Across the entries below, how many lines contain the string "temperature"? Give only the count.
* BEGIN Given records *
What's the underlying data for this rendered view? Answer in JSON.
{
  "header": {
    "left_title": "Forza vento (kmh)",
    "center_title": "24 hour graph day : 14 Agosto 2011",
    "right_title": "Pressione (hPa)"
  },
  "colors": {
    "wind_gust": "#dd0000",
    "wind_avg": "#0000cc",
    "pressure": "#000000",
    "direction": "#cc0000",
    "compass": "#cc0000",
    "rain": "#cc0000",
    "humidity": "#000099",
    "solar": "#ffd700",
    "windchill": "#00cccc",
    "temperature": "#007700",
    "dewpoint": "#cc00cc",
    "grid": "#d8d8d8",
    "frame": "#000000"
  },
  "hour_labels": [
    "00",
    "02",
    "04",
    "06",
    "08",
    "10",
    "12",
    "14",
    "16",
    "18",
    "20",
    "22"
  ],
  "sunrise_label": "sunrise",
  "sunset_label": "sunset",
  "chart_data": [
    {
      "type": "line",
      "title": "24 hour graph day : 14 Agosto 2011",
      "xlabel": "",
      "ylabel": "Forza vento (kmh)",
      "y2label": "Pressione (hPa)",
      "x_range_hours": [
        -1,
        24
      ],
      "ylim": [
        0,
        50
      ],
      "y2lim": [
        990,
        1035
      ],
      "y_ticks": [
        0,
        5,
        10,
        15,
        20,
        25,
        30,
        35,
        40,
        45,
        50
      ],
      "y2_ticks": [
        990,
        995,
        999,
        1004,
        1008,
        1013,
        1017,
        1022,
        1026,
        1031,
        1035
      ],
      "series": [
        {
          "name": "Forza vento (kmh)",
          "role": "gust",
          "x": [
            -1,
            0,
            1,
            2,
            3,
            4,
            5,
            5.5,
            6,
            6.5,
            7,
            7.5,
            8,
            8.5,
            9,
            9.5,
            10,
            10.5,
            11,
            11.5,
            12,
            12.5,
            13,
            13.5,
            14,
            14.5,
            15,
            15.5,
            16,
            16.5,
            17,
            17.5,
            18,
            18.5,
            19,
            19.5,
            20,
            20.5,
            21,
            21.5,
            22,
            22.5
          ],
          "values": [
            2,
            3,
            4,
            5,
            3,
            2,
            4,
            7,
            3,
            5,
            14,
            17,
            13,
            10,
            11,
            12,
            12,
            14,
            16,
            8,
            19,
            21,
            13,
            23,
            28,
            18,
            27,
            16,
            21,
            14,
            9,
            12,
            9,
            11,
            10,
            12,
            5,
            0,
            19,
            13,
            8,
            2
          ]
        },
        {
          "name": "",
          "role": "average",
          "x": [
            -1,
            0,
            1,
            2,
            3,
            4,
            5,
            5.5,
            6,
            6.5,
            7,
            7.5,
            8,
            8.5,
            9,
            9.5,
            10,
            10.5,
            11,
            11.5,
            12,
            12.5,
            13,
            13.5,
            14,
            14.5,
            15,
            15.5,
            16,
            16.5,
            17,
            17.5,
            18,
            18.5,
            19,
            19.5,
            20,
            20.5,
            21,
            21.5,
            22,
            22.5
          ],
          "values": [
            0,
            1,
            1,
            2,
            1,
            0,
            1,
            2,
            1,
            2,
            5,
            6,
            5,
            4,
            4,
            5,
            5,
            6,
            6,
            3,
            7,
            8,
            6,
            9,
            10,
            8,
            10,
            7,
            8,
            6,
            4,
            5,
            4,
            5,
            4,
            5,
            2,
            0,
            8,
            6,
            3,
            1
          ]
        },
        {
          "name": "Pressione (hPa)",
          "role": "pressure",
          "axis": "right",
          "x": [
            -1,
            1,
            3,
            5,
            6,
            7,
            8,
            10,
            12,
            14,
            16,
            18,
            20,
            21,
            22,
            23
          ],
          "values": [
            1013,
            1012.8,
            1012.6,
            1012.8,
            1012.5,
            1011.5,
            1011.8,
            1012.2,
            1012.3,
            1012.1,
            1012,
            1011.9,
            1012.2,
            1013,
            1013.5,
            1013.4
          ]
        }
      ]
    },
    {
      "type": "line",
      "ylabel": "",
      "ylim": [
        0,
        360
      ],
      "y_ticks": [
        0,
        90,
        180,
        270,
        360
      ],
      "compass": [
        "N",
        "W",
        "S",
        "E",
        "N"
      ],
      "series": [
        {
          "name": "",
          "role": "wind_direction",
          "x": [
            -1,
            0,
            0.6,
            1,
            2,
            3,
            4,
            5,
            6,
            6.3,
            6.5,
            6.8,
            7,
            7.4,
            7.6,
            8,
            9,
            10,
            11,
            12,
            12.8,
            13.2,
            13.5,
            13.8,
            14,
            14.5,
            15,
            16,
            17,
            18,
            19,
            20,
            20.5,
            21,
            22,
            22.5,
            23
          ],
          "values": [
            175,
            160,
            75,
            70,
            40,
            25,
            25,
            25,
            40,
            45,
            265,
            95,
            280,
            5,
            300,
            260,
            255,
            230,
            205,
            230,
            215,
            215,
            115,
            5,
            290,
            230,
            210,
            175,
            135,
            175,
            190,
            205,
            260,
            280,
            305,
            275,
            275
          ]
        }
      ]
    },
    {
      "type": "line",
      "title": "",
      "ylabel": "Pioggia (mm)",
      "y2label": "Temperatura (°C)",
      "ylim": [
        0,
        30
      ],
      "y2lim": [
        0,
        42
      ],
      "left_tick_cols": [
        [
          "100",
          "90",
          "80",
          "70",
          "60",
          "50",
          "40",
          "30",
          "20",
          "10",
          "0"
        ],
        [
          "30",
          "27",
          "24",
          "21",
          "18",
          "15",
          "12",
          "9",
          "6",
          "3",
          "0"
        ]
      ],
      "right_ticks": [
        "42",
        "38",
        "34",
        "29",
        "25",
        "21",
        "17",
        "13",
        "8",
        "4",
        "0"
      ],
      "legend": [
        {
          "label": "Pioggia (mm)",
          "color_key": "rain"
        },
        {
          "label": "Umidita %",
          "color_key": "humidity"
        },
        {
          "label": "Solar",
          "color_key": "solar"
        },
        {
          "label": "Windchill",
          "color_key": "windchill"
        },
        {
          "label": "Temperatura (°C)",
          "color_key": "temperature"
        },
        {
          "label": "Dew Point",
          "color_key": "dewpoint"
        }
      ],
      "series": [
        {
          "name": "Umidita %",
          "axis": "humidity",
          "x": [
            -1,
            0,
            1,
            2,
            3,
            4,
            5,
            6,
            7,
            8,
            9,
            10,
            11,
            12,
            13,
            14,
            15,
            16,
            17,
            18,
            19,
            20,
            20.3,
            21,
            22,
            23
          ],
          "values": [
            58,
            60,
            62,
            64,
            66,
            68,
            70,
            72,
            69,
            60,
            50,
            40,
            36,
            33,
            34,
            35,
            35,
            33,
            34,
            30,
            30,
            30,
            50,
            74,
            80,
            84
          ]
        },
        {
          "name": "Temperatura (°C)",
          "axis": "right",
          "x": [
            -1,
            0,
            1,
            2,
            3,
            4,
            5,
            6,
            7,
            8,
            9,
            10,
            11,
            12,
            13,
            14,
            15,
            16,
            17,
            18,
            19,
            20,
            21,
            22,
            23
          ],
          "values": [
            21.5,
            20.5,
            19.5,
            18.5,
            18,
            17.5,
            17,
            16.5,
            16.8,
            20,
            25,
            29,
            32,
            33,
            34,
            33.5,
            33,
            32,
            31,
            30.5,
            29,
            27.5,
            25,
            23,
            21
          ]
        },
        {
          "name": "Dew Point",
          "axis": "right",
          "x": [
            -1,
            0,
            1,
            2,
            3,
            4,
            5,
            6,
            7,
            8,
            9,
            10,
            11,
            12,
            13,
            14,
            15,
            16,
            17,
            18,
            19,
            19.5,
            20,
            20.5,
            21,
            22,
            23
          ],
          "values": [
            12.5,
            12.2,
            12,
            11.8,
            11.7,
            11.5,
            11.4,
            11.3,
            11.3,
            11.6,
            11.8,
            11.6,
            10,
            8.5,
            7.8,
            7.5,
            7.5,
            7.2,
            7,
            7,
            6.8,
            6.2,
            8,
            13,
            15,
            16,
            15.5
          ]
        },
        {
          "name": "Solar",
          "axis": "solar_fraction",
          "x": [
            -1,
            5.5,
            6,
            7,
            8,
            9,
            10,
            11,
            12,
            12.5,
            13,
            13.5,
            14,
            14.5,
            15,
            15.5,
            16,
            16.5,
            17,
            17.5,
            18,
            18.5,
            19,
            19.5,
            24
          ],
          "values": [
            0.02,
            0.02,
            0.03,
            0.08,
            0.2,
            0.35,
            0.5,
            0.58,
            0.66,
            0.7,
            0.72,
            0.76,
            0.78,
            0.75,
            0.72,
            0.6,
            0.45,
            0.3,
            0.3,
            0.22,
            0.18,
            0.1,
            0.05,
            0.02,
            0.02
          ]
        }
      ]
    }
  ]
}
* END Given records *
Answer for this exercise:
2